Saved entries:
######

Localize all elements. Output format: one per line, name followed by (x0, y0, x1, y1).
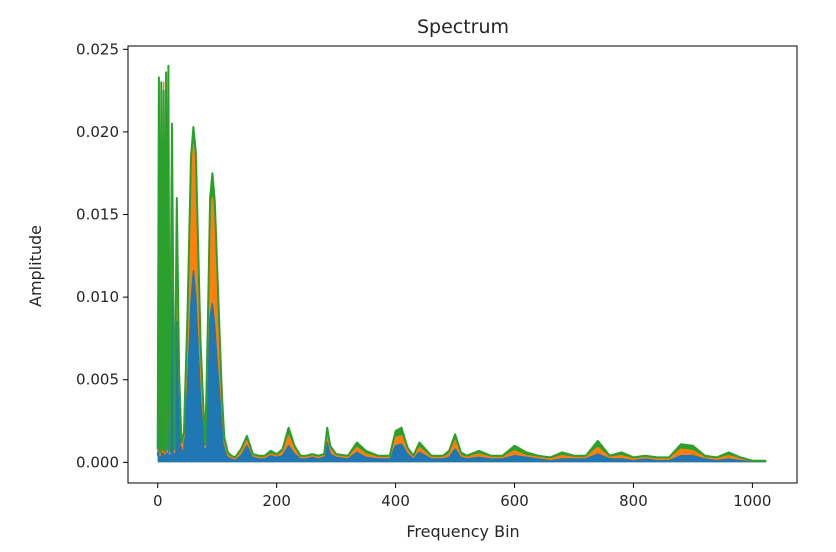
x-axis: 0 200 400 600 800 1000 (153, 483, 771, 510)
y-tick-label: 0.000 (76, 453, 119, 471)
series-1-line (156, 81, 767, 462)
y-tick-label: 0.020 (76, 123, 119, 141)
y-tick-label: 0.005 (76, 371, 119, 389)
series-2-line (156, 64, 767, 462)
series-2-fill (157, 65, 767, 463)
y-tick-label: 0.015 (76, 206, 119, 224)
x-tick-label: 600 (500, 492, 529, 510)
x-tick-label: 1000 (733, 492, 771, 510)
x-axis-label: Frequency Bin (406, 522, 519, 541)
y-axis: 0.000 0.005 0.010 0.015 0.020 0.025 (76, 40, 128, 471)
series-1-fill (157, 82, 767, 463)
axes-frame (127, 45, 798, 484)
y-tick-label: 0.025 (76, 40, 119, 58)
series-0-line (156, 243, 767, 462)
x-tick-label: 0 (153, 492, 163, 510)
series-0-fill (157, 244, 767, 463)
y-tick-label: 0.010 (76, 288, 119, 306)
y-axis-label: Amplitude (26, 225, 45, 307)
chart-title: Spectrum (417, 16, 509, 38)
x-tick-label: 400 (381, 492, 410, 510)
plot-area (156, 64, 767, 463)
x-tick-label: 200 (262, 492, 291, 510)
x-tick-label: 800 (619, 492, 648, 510)
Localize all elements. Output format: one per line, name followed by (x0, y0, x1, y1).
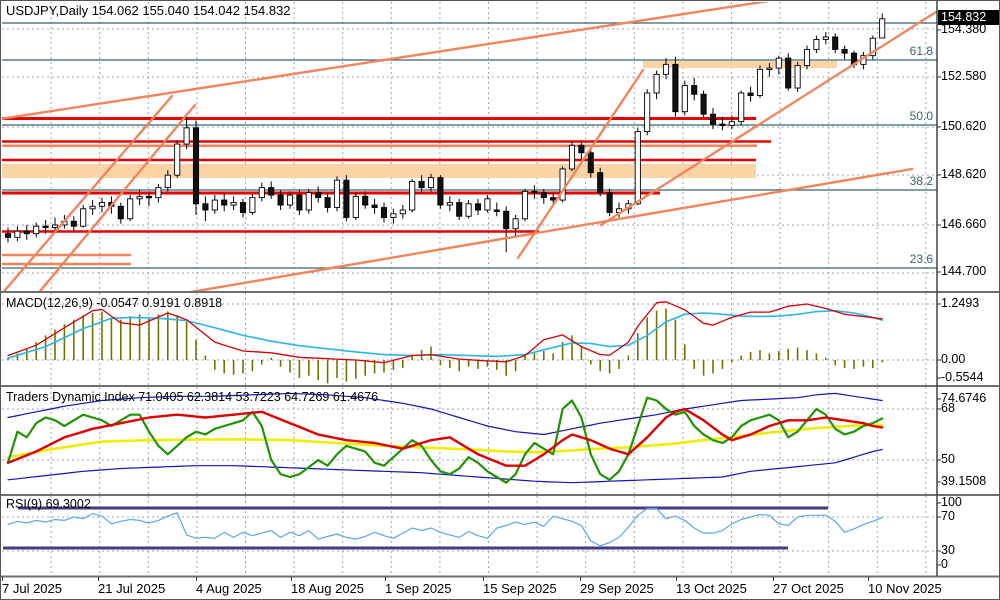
fib-level-label: 61.8 (909, 44, 933, 58)
scale-tick-label: 68 (941, 401, 955, 415)
date-tick-label: 13 Oct 2025 (676, 581, 747, 596)
date-tick-label: 4 Aug 2025 (196, 581, 262, 596)
scale-tick-label: 1.2493 (941, 296, 980, 310)
macd-panel (2, 293, 937, 385)
date-tick-label: 15 Sep 2025 (483, 581, 557, 596)
fib-level-label: 50.0 (909, 109, 933, 123)
date-tick-label: 7 Jul 2025 (2, 581, 62, 596)
tdi-indicator-label: Traders Dynamic Index 71.0405 62.3814 53… (6, 390, 379, 404)
scale-tick-label: 30 (941, 543, 955, 557)
date-tick-label: 29 Sep 2025 (580, 581, 654, 596)
scale-tick-label: 50 (941, 452, 955, 466)
scale-tick-label: 0 (941, 557, 948, 571)
scale-tick-label: 146.660 (941, 217, 987, 231)
scale-tick-label: 39.1508 (941, 474, 987, 488)
rsi-panel (2, 496, 937, 576)
date-tick-label: 10 Nov 2025 (868, 581, 942, 596)
date-tick-label: 21 Jul 2025 (98, 581, 166, 596)
scale-tick-label: 74.6746 (941, 391, 987, 405)
scale-tick-label: 144.700 (941, 264, 987, 278)
tdi-panel (2, 387, 937, 494)
scale-tick-label: -0.5544 (941, 370, 984, 384)
scale-tick-label: 100 (941, 495, 962, 509)
fib-level-label: 38.2 (909, 174, 933, 188)
macd-indicator-label: MACD(12,26,9) -0.0547 0.9191 0.8918 (6, 296, 223, 310)
fib-level-label: 23.6 (909, 252, 933, 266)
date-tick-label: 18 Aug 2025 (291, 581, 365, 596)
scale-tick-label: 152.580 (941, 69, 987, 83)
scale-tick-label: 70 (941, 509, 955, 523)
chart-title: USDJPY,Daily 154.062 155.040 154.042 154… (6, 3, 291, 18)
scale-tick-label: 150.620 (941, 119, 987, 133)
rsi-indicator-label: RSI(9) 69.3002 (6, 497, 91, 511)
main-panel (2, 2, 937, 291)
scale-tick-label: 148.620 (941, 167, 987, 181)
date-tick-label: 1 Sep 2025 (385, 581, 452, 596)
scale-tick-label: 0.00 (941, 352, 966, 366)
date-tick-label: 27 Oct 2025 (773, 581, 844, 596)
current-price-badge: 154.832 (938, 10, 999, 25)
scale-tick-label: 154.380 (941, 22, 987, 36)
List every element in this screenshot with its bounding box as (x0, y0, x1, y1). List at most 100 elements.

######

Problem to solve — Rewrite all of the data above, switching every "scale-tick-label" to "axis-tick-label" and keeping everything else the same. Leave out the pictures.

Solution for this problem —
Localize all elements. Output format: one per line, name followed by (x0, y0, x1, y1).
x-axis: 0 200 400 600 800 1000 (153, 483, 771, 510)
y-tick-label: 0.000 (76, 453, 119, 471)
series-1-line (156, 81, 767, 462)
y-tick-label: 0.020 (76, 123, 119, 141)
y-tick-label: 0.005 (76, 371, 119, 389)
series-2-line (156, 64, 767, 462)
series-2-fill (157, 65, 767, 463)
y-tick-label: 0.015 (76, 206, 119, 224)
x-tick-label: 600 (500, 492, 529, 510)
x-tick-label: 1000 (733, 492, 771, 510)
x-axis-label: Frequency Bin (406, 522, 519, 541)
y-axis: 0.000 0.005 0.010 0.015 0.020 0.025 (76, 40, 128, 471)
series-1-fill (157, 82, 767, 463)
axes-frame (127, 45, 798, 484)
y-tick-label: 0.025 (76, 40, 119, 58)
series-0-line (156, 243, 767, 462)
x-tick-label: 0 (153, 492, 163, 510)
series-0-fill (157, 244, 767, 463)
y-tick-label: 0.010 (76, 288, 119, 306)
y-axis-label: Amplitude (26, 225, 45, 307)
chart-title: Spectrum (417, 16, 509, 38)
x-tick-label: 400 (381, 492, 410, 510)
plot-area (156, 64, 767, 463)
x-tick-label: 200 (262, 492, 291, 510)
x-tick-label: 800 (619, 492, 648, 510)
Localize all elements. Output format: one per line, name followed by (x0, y0, x1, y1).
fib-level-label: 61.8 (909, 44, 933, 58)
axis-tick-label: 68 (941, 401, 955, 415)
date-tick-label: 13 Oct 2025 (676, 581, 747, 596)
date-tick-label: 4 Aug 2025 (196, 581, 262, 596)
axis-tick-label: 1.2493 (941, 296, 980, 310)
macd-panel (2, 293, 937, 385)
date-tick-label: 15 Sep 2025 (483, 581, 557, 596)
fib-level-label: 50.0 (909, 109, 933, 123)
date-tick-label: 7 Jul 2025 (2, 581, 62, 596)
tdi-indicator-label: Traders Dynamic Index 71.0405 62.3814 53… (6, 390, 379, 404)
axis-tick-label: 30 (941, 543, 955, 557)
date-tick-label: 29 Sep 2025 (580, 581, 654, 596)
axis-tick-label: 50 (941, 452, 955, 466)
axis-tick-label: 0 (941, 557, 948, 571)
axis-tick-label: 146.660 (941, 217, 987, 231)
axis-tick-label: 39.1508 (941, 474, 987, 488)
rsi-panel (2, 496, 937, 576)
date-tick-label: 10 Nov 2025 (868, 581, 942, 596)
date-tick-label: 21 Jul 2025 (98, 581, 166, 596)
axis-tick-label: 74.6746 (941, 391, 987, 405)
axis-tick-label: 144.700 (941, 264, 987, 278)
tdi-panel (2, 387, 937, 494)
axis-tick-label: -0.5544 (941, 370, 984, 384)
axis-tick-label: 100 (941, 495, 962, 509)
fib-level-label: 38.2 (909, 174, 933, 188)
macd-indicator-label: MACD(12,26,9) -0.0547 0.9191 0.8918 (6, 296, 223, 310)
fib-level-label: 23.6 (909, 252, 933, 266)
date-tick-label: 18 Aug 2025 (291, 581, 365, 596)
axis-tick-label: 152.580 (941, 69, 987, 83)
axis-tick-label: 70 (941, 509, 955, 523)
chart-title: USDJPY,Daily 154.062 155.040 154.042 154… (6, 3, 291, 18)
axis-tick-label: 150.620 (941, 119, 987, 133)
rsi-indicator-label: RSI(9) 69.3002 (6, 497, 91, 511)
main-panel (2, 2, 937, 291)
axis-tick-label: 148.620 (941, 167, 987, 181)
date-tick-label: 1 Sep 2025 (385, 581, 452, 596)
axis-tick-label: 0.00 (941, 352, 966, 366)
date-tick-label: 27 Oct 2025 (773, 581, 844, 596)
current-price-badge: 154.832 (938, 10, 999, 25)
axis-tick-label: 154.380 (941, 22, 987, 36)
List every element in this screenshot with its bounding box as (x0, y0, x1, y1). List at most 100 elements.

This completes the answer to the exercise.